### Material provided
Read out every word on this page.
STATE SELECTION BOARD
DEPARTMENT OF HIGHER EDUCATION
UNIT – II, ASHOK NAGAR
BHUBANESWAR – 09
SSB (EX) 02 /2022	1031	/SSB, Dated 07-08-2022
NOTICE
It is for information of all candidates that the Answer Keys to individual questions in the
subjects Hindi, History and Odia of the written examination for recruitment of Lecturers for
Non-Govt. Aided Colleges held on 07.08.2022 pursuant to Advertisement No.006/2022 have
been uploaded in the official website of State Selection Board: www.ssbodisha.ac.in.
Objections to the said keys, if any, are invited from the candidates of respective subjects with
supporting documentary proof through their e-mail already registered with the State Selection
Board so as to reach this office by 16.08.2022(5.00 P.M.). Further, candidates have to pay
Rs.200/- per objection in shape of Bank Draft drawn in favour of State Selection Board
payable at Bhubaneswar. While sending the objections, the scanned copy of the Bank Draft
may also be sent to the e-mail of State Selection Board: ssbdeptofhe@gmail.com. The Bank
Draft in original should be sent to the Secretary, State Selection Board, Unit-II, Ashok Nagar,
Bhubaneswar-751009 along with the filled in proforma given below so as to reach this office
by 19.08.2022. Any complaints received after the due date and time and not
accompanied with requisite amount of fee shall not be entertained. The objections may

### Aim
From the data above, copy each line that has the string "subjects".

### Response for this exercise
subjects Hindi, History and Odia of the written examination for recruitment of Lecturers for
Objections to the said keys, if any, are invited from the candidates of respective subjects with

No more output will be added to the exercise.